> Set problem
Reproduce each line bearing the word "text".

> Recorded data

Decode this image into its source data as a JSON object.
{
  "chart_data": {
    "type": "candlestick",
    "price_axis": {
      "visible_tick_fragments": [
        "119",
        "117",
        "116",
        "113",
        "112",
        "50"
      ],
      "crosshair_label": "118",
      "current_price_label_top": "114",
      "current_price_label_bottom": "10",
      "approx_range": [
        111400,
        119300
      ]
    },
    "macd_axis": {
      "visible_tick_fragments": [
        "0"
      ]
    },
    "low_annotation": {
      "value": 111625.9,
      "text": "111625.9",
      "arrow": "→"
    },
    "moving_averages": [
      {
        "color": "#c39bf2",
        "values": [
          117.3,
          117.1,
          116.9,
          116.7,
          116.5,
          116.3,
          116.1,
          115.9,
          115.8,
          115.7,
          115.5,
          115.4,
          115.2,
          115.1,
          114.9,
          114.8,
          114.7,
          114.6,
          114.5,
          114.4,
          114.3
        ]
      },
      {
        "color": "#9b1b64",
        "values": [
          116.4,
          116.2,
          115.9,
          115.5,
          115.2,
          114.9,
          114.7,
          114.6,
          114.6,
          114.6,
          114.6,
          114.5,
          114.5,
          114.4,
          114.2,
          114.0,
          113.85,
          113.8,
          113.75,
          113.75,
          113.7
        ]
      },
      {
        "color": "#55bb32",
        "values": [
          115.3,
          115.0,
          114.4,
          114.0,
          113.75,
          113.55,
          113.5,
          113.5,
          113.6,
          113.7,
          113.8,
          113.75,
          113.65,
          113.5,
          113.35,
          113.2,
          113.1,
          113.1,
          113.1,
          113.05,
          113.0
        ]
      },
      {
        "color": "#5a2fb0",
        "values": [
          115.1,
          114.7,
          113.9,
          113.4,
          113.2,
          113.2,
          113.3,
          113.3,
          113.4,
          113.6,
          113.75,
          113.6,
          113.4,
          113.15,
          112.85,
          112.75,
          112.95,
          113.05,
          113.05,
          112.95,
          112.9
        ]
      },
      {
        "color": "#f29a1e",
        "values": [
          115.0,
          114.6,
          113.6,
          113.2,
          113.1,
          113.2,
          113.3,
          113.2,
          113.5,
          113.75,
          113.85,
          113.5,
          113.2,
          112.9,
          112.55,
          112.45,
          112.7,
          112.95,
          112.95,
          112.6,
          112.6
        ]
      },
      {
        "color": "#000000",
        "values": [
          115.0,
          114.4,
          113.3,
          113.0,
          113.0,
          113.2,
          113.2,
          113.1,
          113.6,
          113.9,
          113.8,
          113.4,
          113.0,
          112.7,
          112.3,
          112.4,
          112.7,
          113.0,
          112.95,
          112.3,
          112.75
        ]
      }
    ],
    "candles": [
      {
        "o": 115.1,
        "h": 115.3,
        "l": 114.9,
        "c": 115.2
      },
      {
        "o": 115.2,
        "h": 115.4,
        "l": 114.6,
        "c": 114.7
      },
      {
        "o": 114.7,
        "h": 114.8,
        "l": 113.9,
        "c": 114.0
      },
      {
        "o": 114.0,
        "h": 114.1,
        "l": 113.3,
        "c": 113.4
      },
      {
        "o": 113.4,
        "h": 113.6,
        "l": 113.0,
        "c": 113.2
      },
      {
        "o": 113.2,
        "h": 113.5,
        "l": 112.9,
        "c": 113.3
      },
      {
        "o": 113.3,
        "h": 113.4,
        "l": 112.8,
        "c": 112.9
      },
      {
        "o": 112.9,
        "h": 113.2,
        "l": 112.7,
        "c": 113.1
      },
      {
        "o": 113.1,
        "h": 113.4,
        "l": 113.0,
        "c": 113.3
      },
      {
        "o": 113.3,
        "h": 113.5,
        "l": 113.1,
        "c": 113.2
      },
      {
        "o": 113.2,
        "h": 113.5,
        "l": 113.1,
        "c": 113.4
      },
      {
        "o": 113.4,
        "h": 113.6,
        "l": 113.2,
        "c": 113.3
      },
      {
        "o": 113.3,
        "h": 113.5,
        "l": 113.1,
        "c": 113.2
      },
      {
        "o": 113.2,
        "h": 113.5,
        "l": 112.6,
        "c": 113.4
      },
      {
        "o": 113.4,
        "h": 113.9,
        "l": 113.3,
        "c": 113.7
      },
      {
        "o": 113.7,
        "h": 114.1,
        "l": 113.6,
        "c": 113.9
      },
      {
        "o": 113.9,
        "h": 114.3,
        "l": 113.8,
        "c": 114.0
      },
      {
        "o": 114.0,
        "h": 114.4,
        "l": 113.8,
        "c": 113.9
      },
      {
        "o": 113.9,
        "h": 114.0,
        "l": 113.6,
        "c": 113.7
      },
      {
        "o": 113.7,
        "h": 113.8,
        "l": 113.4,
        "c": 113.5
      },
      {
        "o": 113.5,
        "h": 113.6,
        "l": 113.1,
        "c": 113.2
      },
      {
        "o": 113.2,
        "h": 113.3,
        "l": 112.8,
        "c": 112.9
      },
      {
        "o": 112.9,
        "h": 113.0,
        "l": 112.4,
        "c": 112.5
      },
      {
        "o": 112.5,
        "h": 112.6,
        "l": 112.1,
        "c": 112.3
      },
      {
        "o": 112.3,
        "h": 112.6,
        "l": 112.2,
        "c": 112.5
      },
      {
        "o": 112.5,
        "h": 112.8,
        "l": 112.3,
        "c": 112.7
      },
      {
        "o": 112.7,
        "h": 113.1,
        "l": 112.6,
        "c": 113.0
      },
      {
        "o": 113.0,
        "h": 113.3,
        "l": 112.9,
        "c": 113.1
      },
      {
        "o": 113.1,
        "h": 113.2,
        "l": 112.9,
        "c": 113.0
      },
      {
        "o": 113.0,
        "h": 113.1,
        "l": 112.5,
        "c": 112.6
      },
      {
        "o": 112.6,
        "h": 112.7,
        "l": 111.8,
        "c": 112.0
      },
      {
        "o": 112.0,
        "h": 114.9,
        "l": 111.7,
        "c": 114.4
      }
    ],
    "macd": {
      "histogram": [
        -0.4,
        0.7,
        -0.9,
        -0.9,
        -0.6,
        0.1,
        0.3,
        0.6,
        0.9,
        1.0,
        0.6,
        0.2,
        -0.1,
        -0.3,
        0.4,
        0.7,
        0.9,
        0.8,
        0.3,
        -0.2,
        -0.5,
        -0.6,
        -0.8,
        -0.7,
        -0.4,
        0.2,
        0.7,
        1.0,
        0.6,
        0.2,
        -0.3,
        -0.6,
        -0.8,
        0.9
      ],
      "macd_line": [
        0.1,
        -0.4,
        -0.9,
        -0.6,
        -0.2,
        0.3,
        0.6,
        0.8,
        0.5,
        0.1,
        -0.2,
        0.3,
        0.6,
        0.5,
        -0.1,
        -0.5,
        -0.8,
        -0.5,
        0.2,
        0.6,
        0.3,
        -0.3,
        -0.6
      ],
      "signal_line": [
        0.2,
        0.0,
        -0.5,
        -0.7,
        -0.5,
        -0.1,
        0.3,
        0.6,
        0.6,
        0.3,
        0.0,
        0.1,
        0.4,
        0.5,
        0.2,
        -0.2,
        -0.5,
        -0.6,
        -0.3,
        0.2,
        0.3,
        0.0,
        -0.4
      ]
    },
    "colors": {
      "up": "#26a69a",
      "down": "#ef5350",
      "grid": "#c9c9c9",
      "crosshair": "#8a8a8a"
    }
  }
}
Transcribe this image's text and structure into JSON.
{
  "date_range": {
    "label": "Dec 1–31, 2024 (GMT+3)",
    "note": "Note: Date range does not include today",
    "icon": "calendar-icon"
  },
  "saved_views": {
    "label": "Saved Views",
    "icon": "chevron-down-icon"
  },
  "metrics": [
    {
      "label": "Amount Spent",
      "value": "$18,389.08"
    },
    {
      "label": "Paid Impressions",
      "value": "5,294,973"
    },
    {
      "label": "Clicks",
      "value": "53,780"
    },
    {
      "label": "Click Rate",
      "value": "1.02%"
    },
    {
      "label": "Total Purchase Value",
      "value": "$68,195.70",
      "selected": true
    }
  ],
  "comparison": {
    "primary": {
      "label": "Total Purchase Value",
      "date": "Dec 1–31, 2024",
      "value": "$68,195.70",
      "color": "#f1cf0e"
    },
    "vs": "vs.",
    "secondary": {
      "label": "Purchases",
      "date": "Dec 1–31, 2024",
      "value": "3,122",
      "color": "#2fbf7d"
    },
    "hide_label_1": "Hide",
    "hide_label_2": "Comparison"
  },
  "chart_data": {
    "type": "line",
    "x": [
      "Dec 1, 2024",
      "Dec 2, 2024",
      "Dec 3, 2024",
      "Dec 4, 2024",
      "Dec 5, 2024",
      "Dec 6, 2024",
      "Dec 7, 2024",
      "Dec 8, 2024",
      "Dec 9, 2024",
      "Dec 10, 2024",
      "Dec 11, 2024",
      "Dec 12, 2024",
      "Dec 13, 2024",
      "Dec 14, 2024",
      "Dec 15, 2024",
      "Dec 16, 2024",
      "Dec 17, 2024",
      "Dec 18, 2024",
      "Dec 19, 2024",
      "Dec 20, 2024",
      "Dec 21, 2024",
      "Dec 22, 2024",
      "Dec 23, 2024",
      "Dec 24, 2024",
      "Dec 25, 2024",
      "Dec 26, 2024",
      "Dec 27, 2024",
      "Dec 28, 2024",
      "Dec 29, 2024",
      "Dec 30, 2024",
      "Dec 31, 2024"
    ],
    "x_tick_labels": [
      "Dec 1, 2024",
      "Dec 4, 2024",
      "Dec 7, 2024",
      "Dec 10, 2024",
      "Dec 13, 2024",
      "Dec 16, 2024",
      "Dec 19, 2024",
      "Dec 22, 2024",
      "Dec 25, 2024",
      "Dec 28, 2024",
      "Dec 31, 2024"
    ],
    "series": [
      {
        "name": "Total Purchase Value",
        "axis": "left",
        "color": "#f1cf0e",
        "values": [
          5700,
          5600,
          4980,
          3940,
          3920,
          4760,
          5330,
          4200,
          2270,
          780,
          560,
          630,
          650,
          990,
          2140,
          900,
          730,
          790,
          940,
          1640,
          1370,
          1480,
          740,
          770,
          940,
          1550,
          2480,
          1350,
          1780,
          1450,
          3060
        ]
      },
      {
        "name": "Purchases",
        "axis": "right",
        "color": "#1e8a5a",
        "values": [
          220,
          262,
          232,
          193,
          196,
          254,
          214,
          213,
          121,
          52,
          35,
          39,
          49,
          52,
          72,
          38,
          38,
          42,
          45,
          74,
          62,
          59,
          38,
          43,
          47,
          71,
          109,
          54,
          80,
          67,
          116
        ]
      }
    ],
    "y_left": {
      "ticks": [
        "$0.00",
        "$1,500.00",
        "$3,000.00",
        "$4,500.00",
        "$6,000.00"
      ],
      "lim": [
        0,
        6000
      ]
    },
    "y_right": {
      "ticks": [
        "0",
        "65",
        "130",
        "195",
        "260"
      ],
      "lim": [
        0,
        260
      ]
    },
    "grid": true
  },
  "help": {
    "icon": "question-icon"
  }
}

> Completed exercise
      "text": "111625.9",
Transcribe this image's text and structure into JSON.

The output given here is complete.